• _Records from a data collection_

# # # #

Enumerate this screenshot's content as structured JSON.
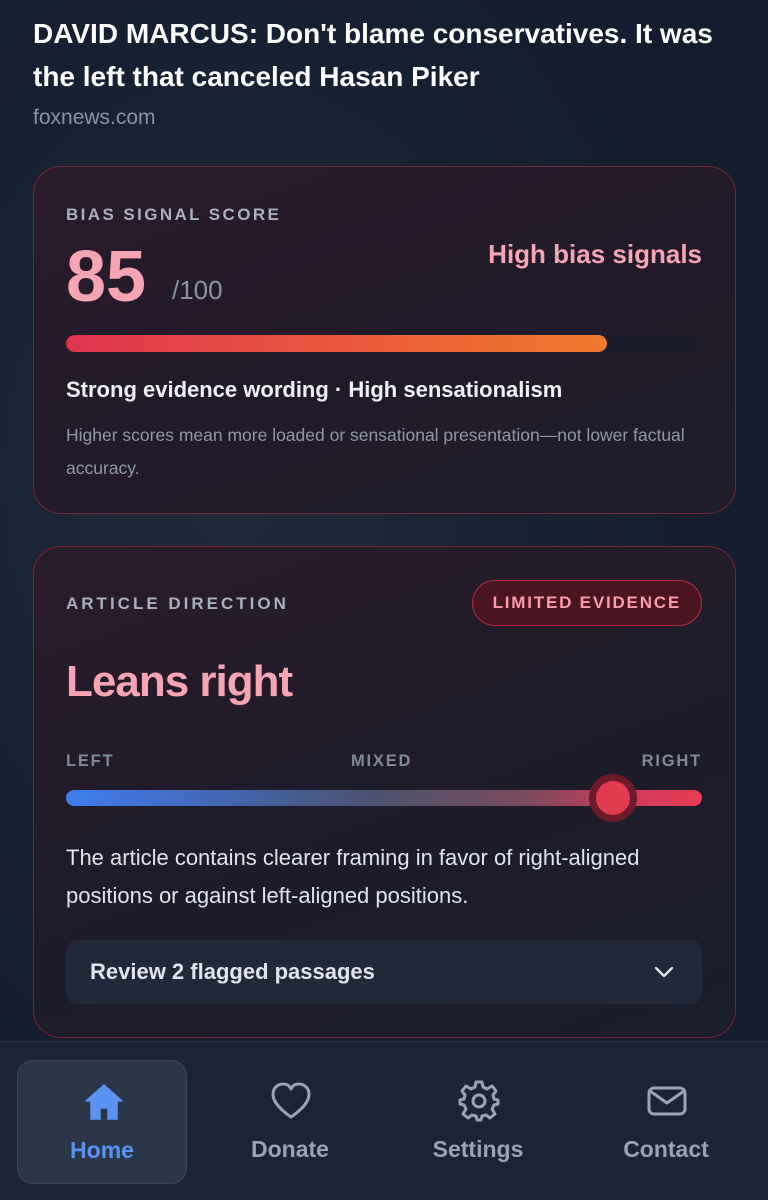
{
  "article": {
    "headline": "DAVID MARCUS: Don't blame conservatives. It was the left that canceled Hasan Piker",
    "source": "foxnews.com"
  },
  "bias_card": {
    "label": "BIAS SIGNAL SCORE",
    "score": "85",
    "score_max": "/100",
    "score_fraction": 0.85,
    "level": "High bias signals",
    "summary": "Strong evidence wording · High sensationalism",
    "note": "Higher scores mean more loaded or sensational presentation—not lower factual accuracy."
  },
  "direction_card": {
    "label": "ARTICLE DIRECTION",
    "badge": "LIMITED EVIDENCE",
    "direction": "Leans right",
    "scale": {
      "left": "LEFT",
      "mixed": "MIXED",
      "right": "RIGHT",
      "position": 0.86
    },
    "explanation": "The article contains clearer framing in favor of right-aligned positions or against left-aligned positions.",
    "review_label": "Review 2 flagged passages"
  },
  "nav": {
    "items": [
      {
        "label": "Home",
        "icon": "home-icon",
        "active": true
      },
      {
        "label": "Donate",
        "icon": "heart-icon",
        "active": false
      },
      {
        "label": "Settings",
        "icon": "gear-icon",
        "active": false
      },
      {
        "label": "Contact",
        "icon": "mail-icon",
        "active": false
      }
    ]
  },
  "colors": {
    "accent_pink": "#f5a5b3",
    "active_blue": "#5b93f2",
    "card_border": "#7a2438"
  }
}
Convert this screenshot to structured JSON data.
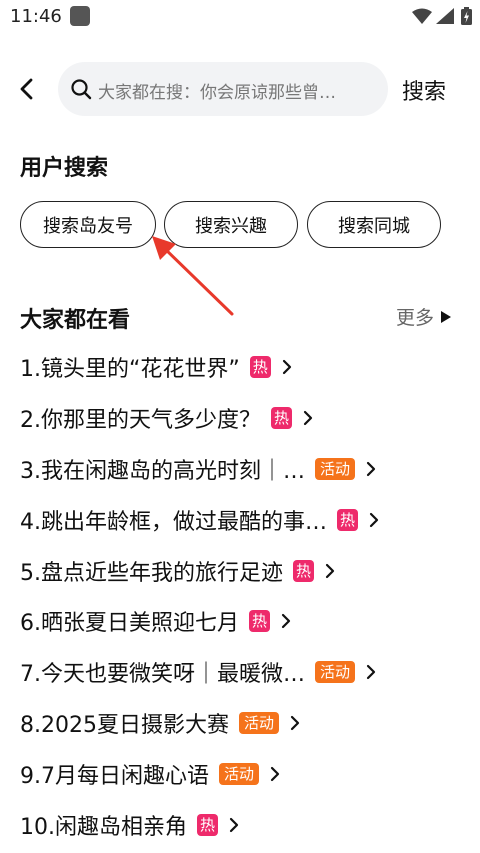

# # # #

• _Stated task_
Copy each line of the records precisely and drop any images they hold.

• _Answer to this task_
Enumerate this screenshot's content as structured JSON.
{
  "article": {
    "headline": "DAVID MARCUS: Don't blame conservatives. It was the left that canceled Hasan Piker",
    "source": "foxnews.com"
  },
  "bias_card": {
    "label": "BIAS SIGNAL SCORE",
    "score": "85",
    "score_max": "/100",
    "score_fraction": 0.85,
    "level": "High bias signals",
    "summary": "Strong evidence wording · High sensationalism",
    "note": "Higher scores mean more loaded or sensational presentation—not lower factual accuracy."
  },
  "direction_card": {
    "label": "ARTICLE DIRECTION",
    "badge": "LIMITED EVIDENCE",
    "direction": "Leans right",
    "scale": {
      "left": "LEFT",
      "mixed": "MIXED",
      "right": "RIGHT",
      "position": 0.86
    },
    "explanation": "The article contains clearer framing in favor of right-aligned positions or against left-aligned positions.",
    "review_label": "Review 2 flagged passages"
  },
  "nav": {
    "items": [
      {
        "label": "Home",
        "icon": "home-icon",
        "active": true
      },
      {
        "label": "Donate",
        "icon": "heart-icon",
        "active": false
      },
      {
        "label": "Settings",
        "icon": "gear-icon",
        "active": false
      },
      {
        "label": "Contact",
        "icon": "mail-icon",
        "active": false
      }
    ]
  },
  "colors": {
    "accent_pink": "#f5a5b3",
    "active_blue": "#5b93f2",
    "card_border": "#7a2438"
  }
}
Convert this screenshot to structured JSON data.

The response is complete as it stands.